■ WHAT YOU NEED TO DO
The records are set out below this line. Return exactly the lines from the one containing "What does this" through the last, and exclude the pictures.

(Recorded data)
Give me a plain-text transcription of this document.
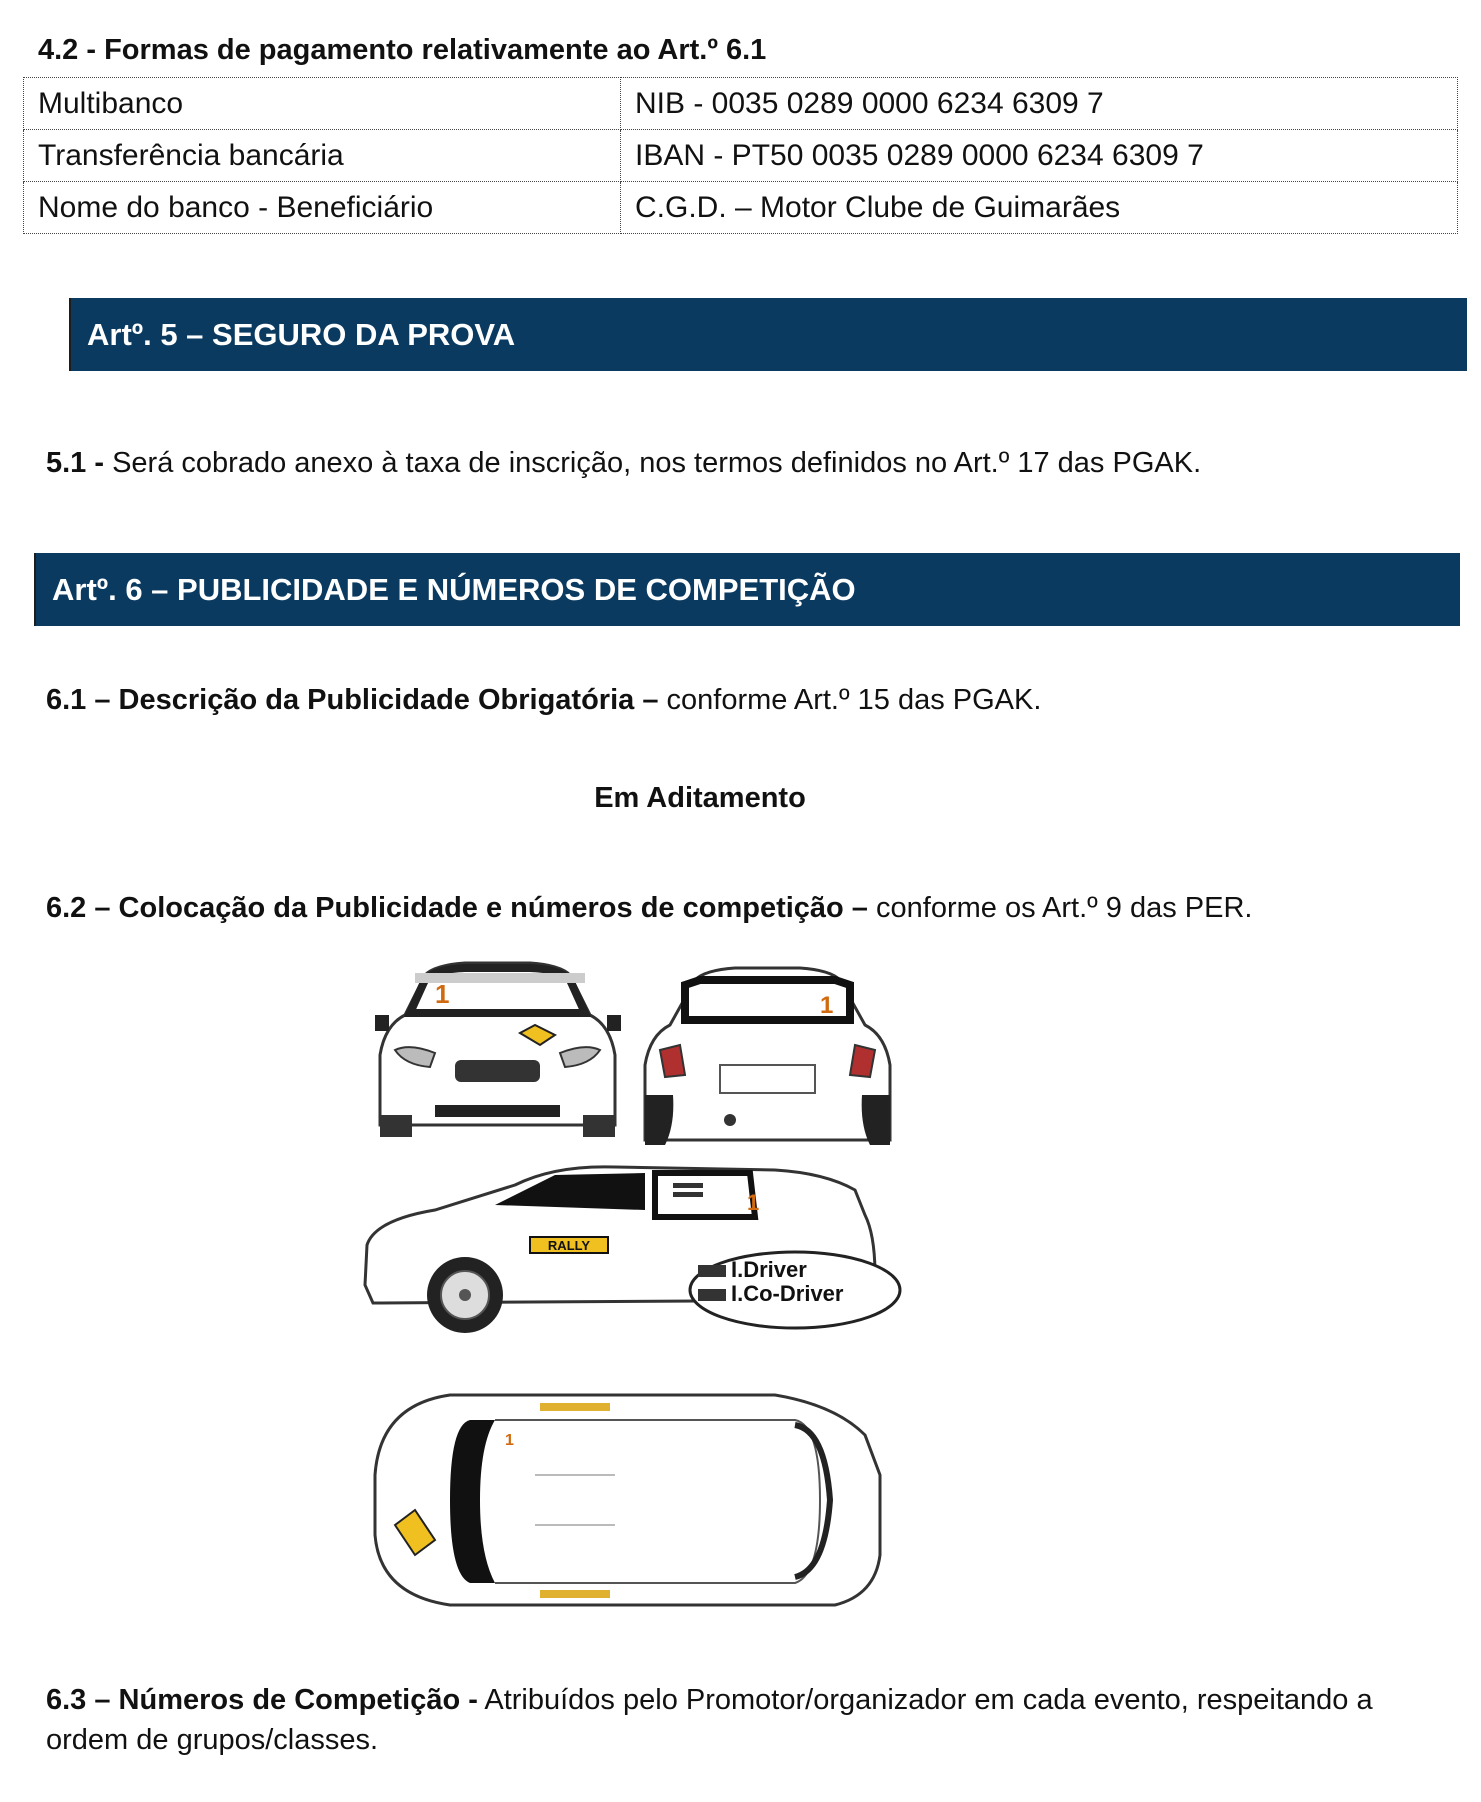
4.2 - Formas de pagamento relativamente ao Art.º 6.1
Multibanco	NIB - 0035 0289 0000 6234 6309 7
Transferência bancária	IBAN - PT50 0035 0289 0000 6234 6309 7
Nome do banco - Beneficiário	C.G.D. – Motor Clube de Guimarães
Artº. 5 – SEGURO DA PROVA

5.1 - Será cobrado anexo à taxa de inscrição, nos termos definidos no Art.º 17 das PGAK.

Artº. 6 – PUBLICIDADE E NÚMEROS DE COMPETIÇÃO

6.1 – Descrição da Publicidade Obrigatória – conforme Art.º 15 das PGAK.

Em Aditamento

6.2 – Colocação da Publicidade e números de competição – conforme os Art.º 9 das PER.

1	1
1
RALLY
I.Driver
I.Co-Driver
1

6.3 – Números de Competição - Atribuídos pelo Promotor/organizador em cada evento, respeitando a ordem de grupos/classes.
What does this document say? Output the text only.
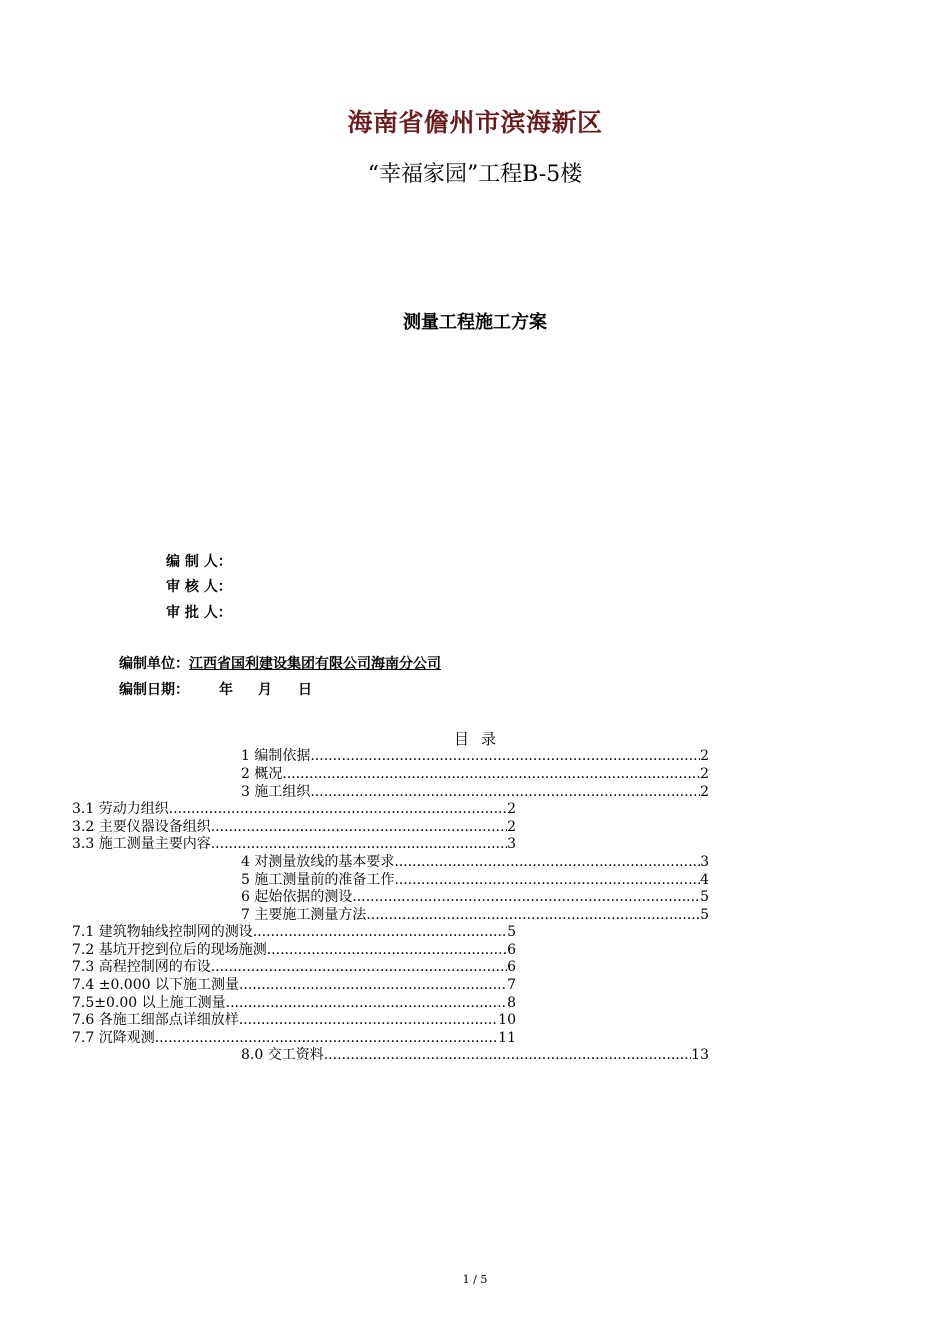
海南省儋州市滨海新区
“幸福家园”工程B-5楼
测量工程施工方案
编 制 人：
审 核 人：
审 批 人：
编制单位：江西省国利建设集团有限公司海南分公司
编制日期： 年 月 日
目录
1 编制依据 .....	2
2 概况 .....	2
3 施工组织 .....	2
3.1 劳动力组织 .....	2
3.2 主要仪器设备组织 .....	2
3.3 施工测量主要内容 .....	3
4 对测量放线的基本要求 .....	3
5 施工测量前的准备工作 .....	4
6 起始依据的测设 .....	5
7 主要施工测量方法 .....	5
7.1 建筑物轴线控制网的测设 .....	5
7.2 基坑开挖到位后的现场施测 .....	6
7.3 高程控制网的布设 .....	6
7.4 ±0.000 以下施工测量 .....	7
7.5±0.00 以上施工测量 .....	8
7.6 各施工细部点详细放样 .....	10
7.7 沉降观测 .....	11
8.0 交工资料 .....	13
1 / 5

■ COMPLETED TASK
What does this document say? Output the text only.
海南省儋州市滨海新区
“幸福家园”工程B-5楼
测量工程施工方案
编 制 人：
审 核 人：
审 批 人：
编制单位：江西省国利建设集团有限公司海南分公司
编制日期： 年 月 日
目录
1 编制依据 .....	2
2 概况 .....	2
3 施工组织 .....	2
3.1 劳动力组织 .....	2
3.2 主要仪器设备组织 .....	2
3.3 施工测量主要内容 .....	3
4 对测量放线的基本要求 .....	3
5 施工测量前的准备工作 .....	4
6 起始依据的测设 .....	5
7 主要施工测量方法 .....	5
7.1 建筑物轴线控制网的测设 .....	5
7.2 基坑开挖到位后的现场施测 .....	6
7.3 高程控制网的布设 .....	6
7.4 ±0.000 以下施工测量 .....	7
7.5±0.00 以上施工测量 .....	8
7.6 各施工细部点详细放样 .....	10
7.7 沉降观测 .....	11
8.0 交工资料 .....	13
1 / 5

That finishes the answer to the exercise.